━━━ Data entries

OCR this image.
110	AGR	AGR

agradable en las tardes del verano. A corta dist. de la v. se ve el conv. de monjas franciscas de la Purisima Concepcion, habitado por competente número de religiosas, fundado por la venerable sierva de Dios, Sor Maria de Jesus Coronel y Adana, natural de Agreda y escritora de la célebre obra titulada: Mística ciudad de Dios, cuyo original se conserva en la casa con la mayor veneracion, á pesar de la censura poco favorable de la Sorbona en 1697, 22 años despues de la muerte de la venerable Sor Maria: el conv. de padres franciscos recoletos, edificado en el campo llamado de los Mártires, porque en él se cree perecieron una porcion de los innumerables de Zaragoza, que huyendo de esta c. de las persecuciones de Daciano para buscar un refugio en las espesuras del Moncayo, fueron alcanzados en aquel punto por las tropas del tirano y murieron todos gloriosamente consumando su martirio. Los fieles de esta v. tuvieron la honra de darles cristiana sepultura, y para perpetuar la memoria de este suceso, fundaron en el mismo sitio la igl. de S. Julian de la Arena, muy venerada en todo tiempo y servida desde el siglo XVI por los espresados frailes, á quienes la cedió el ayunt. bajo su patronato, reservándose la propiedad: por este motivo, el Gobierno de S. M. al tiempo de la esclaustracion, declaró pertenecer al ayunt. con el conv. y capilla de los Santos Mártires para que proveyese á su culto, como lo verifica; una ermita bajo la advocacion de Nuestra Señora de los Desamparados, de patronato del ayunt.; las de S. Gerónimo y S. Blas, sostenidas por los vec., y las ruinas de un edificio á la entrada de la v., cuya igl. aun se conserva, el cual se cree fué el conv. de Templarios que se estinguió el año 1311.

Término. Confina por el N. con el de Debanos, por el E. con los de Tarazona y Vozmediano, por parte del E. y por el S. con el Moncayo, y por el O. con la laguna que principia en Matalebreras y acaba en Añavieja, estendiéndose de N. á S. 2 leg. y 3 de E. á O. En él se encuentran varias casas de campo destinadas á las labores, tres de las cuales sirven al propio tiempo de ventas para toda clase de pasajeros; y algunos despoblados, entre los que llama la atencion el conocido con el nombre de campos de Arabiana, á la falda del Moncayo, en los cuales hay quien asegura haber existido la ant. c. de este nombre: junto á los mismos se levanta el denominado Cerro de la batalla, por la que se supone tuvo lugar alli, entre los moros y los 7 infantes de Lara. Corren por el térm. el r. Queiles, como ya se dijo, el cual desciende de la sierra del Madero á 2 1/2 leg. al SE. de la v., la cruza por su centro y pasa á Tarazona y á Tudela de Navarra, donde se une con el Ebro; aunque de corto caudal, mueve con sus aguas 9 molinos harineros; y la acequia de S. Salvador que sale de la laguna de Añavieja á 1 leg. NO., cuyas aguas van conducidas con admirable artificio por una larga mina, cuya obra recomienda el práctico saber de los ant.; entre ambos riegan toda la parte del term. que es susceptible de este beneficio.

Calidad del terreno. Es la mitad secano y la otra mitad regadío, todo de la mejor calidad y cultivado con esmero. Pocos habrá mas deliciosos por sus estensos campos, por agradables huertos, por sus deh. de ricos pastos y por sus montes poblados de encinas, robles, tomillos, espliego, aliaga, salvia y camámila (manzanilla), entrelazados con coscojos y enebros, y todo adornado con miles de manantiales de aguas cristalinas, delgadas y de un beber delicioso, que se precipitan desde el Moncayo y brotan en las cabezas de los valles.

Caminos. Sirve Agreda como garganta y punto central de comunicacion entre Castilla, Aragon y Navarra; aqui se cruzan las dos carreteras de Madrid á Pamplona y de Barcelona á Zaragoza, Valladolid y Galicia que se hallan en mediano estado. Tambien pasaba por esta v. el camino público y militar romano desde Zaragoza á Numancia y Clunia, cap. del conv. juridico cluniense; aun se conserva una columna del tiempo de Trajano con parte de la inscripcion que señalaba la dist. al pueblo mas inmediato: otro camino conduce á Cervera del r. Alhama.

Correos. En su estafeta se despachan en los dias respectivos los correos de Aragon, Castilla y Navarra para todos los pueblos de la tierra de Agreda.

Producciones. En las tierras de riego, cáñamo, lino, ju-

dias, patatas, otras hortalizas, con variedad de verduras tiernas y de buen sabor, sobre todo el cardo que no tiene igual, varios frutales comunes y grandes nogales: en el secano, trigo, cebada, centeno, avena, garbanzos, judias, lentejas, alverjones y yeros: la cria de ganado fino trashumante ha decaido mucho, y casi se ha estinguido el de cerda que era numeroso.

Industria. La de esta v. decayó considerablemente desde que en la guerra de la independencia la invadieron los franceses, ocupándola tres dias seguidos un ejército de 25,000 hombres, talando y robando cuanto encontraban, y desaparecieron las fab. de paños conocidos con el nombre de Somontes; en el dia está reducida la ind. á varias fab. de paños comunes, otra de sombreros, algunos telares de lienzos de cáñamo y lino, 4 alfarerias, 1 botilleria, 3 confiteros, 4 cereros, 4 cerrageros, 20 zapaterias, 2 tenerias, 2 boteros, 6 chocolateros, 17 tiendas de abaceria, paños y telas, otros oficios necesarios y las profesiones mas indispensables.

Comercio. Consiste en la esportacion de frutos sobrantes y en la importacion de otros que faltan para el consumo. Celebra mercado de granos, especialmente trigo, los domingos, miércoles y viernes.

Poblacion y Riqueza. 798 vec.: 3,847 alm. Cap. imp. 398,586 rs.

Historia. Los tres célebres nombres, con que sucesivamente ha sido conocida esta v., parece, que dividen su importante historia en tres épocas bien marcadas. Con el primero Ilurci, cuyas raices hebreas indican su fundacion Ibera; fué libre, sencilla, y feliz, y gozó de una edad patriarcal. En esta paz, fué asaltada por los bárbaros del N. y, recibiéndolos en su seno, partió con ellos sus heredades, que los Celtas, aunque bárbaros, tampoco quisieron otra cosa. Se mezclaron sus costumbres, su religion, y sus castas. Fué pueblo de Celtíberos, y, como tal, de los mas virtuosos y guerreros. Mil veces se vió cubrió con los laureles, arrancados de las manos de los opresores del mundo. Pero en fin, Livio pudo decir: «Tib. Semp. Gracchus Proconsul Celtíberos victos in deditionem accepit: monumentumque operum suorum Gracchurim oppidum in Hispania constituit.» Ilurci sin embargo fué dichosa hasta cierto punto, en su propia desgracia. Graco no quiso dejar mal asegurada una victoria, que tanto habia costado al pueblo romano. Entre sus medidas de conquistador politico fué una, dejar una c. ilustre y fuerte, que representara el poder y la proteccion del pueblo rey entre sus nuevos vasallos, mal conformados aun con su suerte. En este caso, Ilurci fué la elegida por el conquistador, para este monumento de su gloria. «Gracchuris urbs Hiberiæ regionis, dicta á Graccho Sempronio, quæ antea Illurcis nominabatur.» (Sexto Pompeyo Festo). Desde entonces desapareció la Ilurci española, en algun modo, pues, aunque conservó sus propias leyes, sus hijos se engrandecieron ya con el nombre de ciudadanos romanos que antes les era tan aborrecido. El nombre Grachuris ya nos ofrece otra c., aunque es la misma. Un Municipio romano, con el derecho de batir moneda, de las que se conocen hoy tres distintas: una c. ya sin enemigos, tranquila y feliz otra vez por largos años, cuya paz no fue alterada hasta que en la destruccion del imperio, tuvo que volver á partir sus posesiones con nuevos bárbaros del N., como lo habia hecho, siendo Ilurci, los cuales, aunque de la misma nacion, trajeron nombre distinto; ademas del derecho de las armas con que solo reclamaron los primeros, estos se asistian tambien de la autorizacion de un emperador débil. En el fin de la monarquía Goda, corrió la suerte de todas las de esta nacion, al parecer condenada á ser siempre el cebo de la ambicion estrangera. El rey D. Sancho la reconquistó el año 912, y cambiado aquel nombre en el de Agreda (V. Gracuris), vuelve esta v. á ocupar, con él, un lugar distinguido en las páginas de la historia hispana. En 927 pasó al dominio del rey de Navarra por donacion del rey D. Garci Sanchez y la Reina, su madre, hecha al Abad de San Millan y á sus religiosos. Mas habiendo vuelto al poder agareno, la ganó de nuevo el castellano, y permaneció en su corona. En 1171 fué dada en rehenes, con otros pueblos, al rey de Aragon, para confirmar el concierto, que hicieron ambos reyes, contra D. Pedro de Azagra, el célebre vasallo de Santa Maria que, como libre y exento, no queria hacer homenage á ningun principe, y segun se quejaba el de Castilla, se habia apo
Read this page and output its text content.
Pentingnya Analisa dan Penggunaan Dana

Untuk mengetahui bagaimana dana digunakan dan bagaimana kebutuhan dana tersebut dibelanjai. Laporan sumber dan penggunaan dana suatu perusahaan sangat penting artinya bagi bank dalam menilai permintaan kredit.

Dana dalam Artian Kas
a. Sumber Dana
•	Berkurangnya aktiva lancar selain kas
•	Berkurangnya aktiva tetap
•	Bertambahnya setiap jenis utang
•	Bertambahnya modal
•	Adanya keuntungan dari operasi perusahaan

━━━━━━

Direction: Above are the records; copy exactly the lines from the one with "Read this page and output its text content." through the final line.

Final answer:
Read this page and output its text content.
Pentingnya Analisa dan Penggunaan Dana

Untuk mengetahui bagaimana dana digunakan dan bagaimana kebutuhan dana tersebut dibelanjai. Laporan sumber dan penggunaan dana suatu perusahaan sangat penting artinya bagi bank dalam menilai permintaan kredit.

Dana dalam Artian Kas
a. Sumber Dana
•	Berkurangnya aktiva lancar selain kas
•	Berkurangnya aktiva tetap
•	Bertambahnya setiap jenis utang
•	Bertambahnya modal
•	Adanya keuntungan dari operasi perusahaan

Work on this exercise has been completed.